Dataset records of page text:
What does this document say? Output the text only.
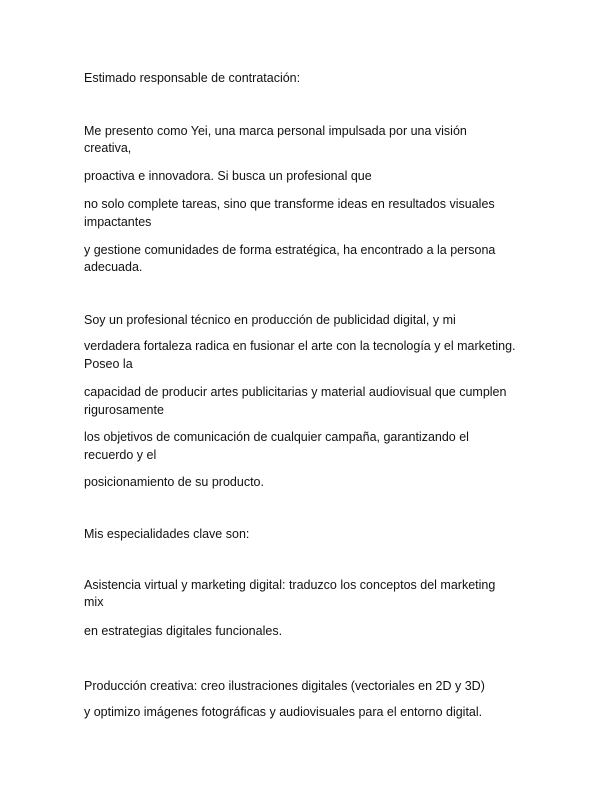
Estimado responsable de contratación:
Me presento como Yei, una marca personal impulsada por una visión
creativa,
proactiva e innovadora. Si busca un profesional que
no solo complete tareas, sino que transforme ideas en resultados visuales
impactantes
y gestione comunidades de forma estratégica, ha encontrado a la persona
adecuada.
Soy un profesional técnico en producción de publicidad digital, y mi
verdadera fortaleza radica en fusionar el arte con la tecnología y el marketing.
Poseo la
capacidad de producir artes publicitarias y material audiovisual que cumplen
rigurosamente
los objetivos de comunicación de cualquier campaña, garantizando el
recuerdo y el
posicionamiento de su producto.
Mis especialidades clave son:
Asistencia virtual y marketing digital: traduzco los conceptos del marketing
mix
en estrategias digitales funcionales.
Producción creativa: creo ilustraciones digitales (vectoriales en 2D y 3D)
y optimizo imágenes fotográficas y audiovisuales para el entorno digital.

* * *

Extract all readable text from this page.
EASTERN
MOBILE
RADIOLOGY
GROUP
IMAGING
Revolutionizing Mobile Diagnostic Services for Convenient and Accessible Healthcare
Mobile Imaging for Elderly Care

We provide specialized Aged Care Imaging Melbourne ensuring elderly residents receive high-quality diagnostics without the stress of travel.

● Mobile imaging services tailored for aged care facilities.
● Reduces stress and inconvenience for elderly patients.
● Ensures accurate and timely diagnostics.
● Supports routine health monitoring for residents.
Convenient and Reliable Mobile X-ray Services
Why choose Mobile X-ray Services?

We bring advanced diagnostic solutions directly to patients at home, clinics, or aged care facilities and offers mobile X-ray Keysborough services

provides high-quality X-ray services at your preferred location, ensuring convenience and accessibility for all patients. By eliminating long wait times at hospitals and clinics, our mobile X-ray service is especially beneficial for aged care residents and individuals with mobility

# [Exercise requirements]
The lines you need are those with the word "diagnostics"; list them from the entries.

# [Response box]
We provide specialized Aged Care Imaging Melbourne ensuring elderly residents receive high-quality diagnostics without the stress of travel.
● Ensures accurate and timely diagnostics.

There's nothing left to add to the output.